Work instructions: Count how many lines include "Liang" and answer with that number only.

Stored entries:
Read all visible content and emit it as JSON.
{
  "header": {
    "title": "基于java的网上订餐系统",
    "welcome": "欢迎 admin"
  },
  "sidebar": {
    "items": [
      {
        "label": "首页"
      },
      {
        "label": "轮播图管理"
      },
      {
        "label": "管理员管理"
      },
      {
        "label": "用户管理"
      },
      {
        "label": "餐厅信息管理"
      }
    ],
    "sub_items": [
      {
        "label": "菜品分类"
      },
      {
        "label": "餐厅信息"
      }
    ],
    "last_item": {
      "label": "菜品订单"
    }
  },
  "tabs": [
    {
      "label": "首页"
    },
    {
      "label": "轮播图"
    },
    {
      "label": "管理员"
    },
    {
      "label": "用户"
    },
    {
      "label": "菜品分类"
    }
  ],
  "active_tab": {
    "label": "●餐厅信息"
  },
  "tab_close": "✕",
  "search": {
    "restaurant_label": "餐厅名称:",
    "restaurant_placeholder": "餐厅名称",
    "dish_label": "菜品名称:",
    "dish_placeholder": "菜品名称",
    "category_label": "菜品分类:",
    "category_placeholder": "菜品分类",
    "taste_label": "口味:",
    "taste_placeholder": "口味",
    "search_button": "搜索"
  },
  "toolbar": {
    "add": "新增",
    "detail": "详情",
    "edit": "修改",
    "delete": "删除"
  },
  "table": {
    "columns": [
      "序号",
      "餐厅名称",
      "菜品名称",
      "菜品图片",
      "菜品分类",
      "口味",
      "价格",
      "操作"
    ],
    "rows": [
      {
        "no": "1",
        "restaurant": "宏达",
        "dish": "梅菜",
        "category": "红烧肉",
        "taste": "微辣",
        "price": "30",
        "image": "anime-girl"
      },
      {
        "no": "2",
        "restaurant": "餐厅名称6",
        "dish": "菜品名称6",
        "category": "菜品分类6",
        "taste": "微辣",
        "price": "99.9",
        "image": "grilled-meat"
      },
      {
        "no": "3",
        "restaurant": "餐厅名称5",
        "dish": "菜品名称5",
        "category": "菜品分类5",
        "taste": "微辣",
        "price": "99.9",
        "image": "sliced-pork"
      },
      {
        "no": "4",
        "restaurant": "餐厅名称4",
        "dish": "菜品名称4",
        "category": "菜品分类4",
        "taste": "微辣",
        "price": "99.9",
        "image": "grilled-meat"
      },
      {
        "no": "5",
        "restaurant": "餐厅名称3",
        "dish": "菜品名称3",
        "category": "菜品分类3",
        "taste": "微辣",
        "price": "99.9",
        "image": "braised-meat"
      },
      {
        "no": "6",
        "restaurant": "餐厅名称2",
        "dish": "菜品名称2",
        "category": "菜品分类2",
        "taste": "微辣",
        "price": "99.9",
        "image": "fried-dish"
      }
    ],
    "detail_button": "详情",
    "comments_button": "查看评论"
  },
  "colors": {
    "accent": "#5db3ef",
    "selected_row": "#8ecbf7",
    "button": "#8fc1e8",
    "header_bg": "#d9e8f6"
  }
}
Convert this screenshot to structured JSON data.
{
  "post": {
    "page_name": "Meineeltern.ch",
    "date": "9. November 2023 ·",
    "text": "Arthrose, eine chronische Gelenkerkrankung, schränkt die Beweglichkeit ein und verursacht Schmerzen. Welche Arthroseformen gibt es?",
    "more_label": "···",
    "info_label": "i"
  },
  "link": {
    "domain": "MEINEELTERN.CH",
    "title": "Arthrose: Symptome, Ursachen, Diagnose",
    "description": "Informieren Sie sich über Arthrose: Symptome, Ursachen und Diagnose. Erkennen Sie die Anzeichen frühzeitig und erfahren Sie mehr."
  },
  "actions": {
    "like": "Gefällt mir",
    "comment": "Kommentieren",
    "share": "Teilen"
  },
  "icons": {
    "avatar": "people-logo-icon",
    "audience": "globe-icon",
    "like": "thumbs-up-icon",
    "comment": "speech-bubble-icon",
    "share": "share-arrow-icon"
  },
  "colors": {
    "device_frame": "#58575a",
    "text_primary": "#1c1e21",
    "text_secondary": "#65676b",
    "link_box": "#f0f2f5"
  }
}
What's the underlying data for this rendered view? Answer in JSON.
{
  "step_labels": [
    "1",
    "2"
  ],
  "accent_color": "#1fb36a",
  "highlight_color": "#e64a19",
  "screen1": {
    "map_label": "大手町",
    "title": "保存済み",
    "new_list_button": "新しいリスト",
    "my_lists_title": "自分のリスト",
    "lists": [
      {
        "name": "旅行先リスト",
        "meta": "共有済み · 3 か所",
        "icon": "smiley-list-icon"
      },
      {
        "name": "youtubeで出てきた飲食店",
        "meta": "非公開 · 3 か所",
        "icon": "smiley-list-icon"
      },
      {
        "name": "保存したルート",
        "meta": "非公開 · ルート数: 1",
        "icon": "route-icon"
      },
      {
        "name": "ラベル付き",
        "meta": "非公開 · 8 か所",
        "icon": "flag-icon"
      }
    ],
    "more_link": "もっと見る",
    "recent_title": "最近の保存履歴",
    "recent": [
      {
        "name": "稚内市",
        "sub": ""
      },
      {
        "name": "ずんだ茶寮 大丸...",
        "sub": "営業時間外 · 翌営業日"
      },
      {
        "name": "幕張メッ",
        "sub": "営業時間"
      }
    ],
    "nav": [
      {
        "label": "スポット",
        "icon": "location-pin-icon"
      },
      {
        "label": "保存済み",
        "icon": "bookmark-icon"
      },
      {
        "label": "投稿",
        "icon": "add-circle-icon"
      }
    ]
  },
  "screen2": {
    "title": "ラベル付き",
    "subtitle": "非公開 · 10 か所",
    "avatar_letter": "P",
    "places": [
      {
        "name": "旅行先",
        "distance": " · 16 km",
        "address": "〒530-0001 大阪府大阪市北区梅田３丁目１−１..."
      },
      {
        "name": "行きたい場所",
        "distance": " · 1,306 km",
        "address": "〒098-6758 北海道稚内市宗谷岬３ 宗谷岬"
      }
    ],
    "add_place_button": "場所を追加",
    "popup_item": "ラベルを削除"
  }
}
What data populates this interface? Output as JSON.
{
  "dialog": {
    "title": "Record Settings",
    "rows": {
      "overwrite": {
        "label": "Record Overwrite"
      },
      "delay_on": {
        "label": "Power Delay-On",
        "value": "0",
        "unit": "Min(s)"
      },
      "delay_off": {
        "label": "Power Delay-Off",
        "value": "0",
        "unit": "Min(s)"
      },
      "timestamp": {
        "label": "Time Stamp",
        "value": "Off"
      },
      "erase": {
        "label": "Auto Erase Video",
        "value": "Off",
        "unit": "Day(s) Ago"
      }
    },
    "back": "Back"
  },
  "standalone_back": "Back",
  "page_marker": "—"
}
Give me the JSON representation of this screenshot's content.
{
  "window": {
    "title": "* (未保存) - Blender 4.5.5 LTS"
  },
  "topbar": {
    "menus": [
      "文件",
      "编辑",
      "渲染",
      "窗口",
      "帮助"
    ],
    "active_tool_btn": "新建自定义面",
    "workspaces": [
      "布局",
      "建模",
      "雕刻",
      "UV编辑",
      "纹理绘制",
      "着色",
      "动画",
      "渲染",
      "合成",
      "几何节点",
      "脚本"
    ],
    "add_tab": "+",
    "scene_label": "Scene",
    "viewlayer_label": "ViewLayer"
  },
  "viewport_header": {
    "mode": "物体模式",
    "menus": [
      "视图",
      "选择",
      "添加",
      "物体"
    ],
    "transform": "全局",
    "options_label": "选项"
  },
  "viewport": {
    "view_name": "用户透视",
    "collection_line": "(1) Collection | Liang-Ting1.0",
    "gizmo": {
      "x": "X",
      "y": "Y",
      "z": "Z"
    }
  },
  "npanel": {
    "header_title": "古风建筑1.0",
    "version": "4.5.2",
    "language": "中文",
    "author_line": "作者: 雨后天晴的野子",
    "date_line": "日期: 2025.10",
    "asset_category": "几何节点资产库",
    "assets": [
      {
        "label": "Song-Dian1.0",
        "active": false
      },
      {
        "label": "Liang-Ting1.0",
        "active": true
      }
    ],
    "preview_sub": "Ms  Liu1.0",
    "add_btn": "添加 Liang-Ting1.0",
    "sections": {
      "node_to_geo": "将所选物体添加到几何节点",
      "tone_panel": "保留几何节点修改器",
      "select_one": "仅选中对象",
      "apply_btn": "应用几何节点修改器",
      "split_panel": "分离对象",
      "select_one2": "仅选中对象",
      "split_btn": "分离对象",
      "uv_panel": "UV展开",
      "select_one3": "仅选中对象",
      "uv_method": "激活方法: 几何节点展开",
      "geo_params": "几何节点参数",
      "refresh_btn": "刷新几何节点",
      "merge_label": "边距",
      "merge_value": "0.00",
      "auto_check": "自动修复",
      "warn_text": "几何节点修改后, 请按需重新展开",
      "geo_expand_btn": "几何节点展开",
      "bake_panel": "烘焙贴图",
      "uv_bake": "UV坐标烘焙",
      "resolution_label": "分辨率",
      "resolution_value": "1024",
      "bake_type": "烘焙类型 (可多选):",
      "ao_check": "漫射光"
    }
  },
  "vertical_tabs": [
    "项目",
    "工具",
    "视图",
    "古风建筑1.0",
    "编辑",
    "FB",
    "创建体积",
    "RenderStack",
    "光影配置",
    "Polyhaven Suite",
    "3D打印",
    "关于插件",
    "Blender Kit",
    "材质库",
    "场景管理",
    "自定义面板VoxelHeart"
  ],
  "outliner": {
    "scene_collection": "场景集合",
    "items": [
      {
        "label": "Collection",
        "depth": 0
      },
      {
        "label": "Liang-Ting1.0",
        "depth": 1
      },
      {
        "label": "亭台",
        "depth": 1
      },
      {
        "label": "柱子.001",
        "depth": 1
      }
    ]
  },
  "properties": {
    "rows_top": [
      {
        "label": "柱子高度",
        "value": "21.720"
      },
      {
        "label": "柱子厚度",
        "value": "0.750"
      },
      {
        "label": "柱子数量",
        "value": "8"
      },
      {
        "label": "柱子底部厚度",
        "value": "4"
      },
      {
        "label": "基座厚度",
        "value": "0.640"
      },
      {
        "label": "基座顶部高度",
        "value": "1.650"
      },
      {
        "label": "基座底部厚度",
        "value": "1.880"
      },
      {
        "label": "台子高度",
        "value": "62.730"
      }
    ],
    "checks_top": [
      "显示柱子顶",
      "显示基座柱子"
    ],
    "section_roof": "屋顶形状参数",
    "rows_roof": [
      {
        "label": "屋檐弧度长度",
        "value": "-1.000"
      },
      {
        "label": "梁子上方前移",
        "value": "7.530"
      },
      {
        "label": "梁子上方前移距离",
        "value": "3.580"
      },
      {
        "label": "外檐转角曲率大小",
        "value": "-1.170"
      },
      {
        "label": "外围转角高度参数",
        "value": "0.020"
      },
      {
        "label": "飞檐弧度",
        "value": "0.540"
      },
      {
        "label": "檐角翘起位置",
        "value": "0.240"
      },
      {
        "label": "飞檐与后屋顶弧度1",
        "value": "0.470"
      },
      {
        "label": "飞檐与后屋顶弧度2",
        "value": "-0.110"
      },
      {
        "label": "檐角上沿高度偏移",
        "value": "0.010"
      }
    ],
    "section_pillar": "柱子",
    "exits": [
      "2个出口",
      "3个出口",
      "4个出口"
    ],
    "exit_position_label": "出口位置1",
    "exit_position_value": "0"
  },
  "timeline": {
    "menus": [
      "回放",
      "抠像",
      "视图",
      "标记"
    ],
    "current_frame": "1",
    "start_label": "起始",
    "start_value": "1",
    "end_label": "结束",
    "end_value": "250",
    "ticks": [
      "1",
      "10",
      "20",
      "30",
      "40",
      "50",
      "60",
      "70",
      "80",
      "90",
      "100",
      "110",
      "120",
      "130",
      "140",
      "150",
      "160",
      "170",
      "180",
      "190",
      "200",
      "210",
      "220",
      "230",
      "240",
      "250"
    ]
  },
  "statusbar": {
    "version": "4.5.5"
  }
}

Response: 4